Dataset items
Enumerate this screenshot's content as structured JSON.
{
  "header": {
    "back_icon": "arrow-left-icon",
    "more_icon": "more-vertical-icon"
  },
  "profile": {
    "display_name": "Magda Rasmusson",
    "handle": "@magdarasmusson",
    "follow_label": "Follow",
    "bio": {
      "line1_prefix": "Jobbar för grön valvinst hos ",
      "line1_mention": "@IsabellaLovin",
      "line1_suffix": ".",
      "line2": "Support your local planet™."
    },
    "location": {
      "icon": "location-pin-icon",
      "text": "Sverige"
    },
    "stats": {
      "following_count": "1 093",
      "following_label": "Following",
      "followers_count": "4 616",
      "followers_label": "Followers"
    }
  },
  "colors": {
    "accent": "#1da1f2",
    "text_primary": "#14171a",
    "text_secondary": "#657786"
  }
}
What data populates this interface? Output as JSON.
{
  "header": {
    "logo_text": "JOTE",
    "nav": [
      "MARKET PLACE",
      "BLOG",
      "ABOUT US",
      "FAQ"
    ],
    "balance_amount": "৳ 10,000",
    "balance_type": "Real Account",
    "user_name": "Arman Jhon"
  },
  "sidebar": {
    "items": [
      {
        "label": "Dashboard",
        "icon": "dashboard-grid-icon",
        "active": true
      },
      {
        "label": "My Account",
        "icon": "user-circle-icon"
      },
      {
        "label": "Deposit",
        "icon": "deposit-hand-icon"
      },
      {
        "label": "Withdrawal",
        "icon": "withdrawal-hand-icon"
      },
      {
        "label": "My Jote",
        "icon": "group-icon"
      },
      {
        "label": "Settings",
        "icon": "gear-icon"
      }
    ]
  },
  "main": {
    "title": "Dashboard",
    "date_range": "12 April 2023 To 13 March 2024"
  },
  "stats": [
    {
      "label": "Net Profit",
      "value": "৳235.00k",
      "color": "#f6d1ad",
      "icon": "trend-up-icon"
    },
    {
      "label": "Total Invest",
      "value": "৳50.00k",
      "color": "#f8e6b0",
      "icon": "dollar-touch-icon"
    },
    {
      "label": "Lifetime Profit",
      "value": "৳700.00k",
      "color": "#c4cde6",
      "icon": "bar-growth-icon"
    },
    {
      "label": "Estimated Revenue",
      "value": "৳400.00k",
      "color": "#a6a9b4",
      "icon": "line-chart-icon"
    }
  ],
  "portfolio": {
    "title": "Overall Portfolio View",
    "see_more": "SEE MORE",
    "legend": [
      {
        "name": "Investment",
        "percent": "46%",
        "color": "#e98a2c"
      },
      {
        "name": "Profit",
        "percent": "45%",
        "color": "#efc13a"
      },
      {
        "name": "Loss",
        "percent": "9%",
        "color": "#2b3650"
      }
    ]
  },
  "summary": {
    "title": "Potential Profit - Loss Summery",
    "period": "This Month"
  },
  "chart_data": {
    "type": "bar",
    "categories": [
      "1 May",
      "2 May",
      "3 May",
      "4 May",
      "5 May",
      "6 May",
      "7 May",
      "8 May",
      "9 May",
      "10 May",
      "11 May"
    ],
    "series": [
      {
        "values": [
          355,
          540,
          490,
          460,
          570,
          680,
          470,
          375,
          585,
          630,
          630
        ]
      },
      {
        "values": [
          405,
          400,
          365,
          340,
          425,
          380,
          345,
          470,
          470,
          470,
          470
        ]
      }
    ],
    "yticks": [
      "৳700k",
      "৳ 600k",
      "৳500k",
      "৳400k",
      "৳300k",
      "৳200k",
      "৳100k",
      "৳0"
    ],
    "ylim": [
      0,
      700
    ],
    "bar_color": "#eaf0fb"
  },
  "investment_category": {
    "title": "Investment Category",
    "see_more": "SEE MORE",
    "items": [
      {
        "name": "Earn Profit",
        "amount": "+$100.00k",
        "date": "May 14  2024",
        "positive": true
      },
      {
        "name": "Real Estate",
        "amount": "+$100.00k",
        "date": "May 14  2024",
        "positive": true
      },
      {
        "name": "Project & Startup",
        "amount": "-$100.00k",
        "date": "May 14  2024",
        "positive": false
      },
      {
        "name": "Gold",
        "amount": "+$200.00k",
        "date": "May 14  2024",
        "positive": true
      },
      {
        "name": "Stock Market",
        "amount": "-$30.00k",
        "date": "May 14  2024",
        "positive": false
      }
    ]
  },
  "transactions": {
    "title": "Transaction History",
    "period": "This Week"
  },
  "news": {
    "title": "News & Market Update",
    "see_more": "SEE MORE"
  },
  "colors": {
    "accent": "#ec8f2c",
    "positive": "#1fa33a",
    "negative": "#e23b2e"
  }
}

#### What the exercise asks:
Quote the listing in full, please, keeping every line exact.

#### Solution for this task:
Enumerate this screenshot's content as structured JSON.
{
  "header": {
    "back_icon": "arrow-left-icon",
    "more_icon": "more-vertical-icon"
  },
  "profile": {
    "display_name": "Magda Rasmusson",
    "handle": "@magdarasmusson",
    "follow_label": "Follow",
    "bio": {
      "line1_prefix": "Jobbar för grön valvinst hos ",
      "line1_mention": "@IsabellaLovin",
      "line1_suffix": ".",
      "line2": "Support your local planet™."
    },
    "location": {
      "icon": "location-pin-icon",
      "text": "Sverige"
    },
    "stats": {
      "following_count": "1 093",
      "following_label": "Following",
      "followers_count": "4 616",
      "followers_label": "Followers"
    }
  },
  "colors": {
    "accent": "#1da1f2",
    "text_primary": "#14171a",
    "text_secondary": "#657786"
  }
}
What data populates this interface? Output as JSON.
{
  "header": {
    "logo_text": "JOTE",
    "nav": [
      "MARKET PLACE",
      "BLOG",
      "ABOUT US",
      "FAQ"
    ],
    "balance_amount": "৳ 10,000",
    "balance_type": "Real Account",
    "user_name": "Arman Jhon"
  },
  "sidebar": {
    "items": [
      {
        "label": "Dashboard",
        "icon": "dashboard-grid-icon",
        "active": true
      },
      {
        "label": "My Account",
        "icon": "user-circle-icon"
      },
      {
        "label": "Deposit",
        "icon": "deposit-hand-icon"
      },
      {
        "label": "Withdrawal",
        "icon": "withdrawal-hand-icon"
      },
      {
        "label": "My Jote",
        "icon": "group-icon"
      },
      {
        "label": "Settings",
        "icon": "gear-icon"
      }
    ]
  },
  "main": {
    "title": "Dashboard",
    "date_range": "12 April 2023 To 13 March 2024"
  },
  "stats": [
    {
      "label": "Net Profit",
      "value": "৳235.00k",
      "color": "#f6d1ad",
      "icon": "trend-up-icon"
    },
    {
      "label": "Total Invest",
      "value": "৳50.00k",
      "color": "#f8e6b0",
      "icon": "dollar-touch-icon"
    },
    {
      "label": "Lifetime Profit",
      "value": "৳700.00k",
      "color": "#c4cde6",
      "icon": "bar-growth-icon"
    },
    {
      "label": "Estimated Revenue",
      "value": "৳400.00k",
      "color": "#a6a9b4",
      "icon": "line-chart-icon"
    }
  ],
  "portfolio": {
    "title": "Overall Portfolio View",
    "see_more": "SEE MORE",
    "legend": [
      {
        "name": "Investment",
        "percent": "46%",
        "color": "#e98a2c"
      },
      {
        "name": "Profit",
        "percent": "45%",
        "color": "#efc13a"
      },
      {
        "name": "Loss",
        "percent": "9%",
        "color": "#2b3650"
      }
    ]
  },
  "summary": {
    "title": "Potential Profit - Loss Summery",
    "period": "This Month"
  },
  "chart_data": {
    "type": "bar",
    "categories": [
      "1 May",
      "2 May",
      "3 May",
      "4 May",
      "5 May",
      "6 May",
      "7 May",
      "8 May",
      "9 May",
      "10 May",
      "11 May"
    ],
    "series": [
      {
        "values": [
          355,
          540,
          490,
          460,
          570,
          680,
          470,
          375,
          585,
          630,
          630
        ]
      },
      {
        "values": [
          405,
          400,
          365,
          340,
          425,
          380,
          345,
          470,
          470,
          470,
          470
        ]
      }
    ],
    "yticks": [
      "৳700k",
      "৳ 600k",
      "৳500k",
      "৳400k",
      "৳300k",
      "৳200k",
      "৳100k",
      "৳0"
    ],
    "ylim": [
      0,
      700
    ],
    "bar_color": "#eaf0fb"
  },
  "investment_category": {
    "title": "Investment Category",
    "see_more": "SEE MORE",
    "items": [
      {
        "name": "Earn Profit",
        "amount": "+$100.00k",
        "date": "May 14  2024",
        "positive": true
      },
      {
        "name": "Real Estate",
        "amount": "+$100.00k",
        "date": "May 14  2024",
        "positive": true
      },
      {
        "name": "Project & Startup",
        "amount": "-$100.00k",
        "date": "May 14  2024",
        "positive": false
      },
      {
        "name": "Gold",
        "amount": "+$200.00k",
        "date": "May 14  2024",
        "positive": true
      },
      {
        "name": "Stock Market",
        "amount": "-$30.00k",
        "date": "May 14  2024",
        "positive": false
      }
    ]
  },
  "transactions": {
    "title": "Transaction History",
    "period": "This Week"
  },
  "news": {
    "title": "News & Market Update",
    "see_more": "SEE MORE"
  },
  "colors": {
    "accent": "#ec8f2c",
    "positive": "#1fa33a",
    "negative": "#e23b2e"
  }
}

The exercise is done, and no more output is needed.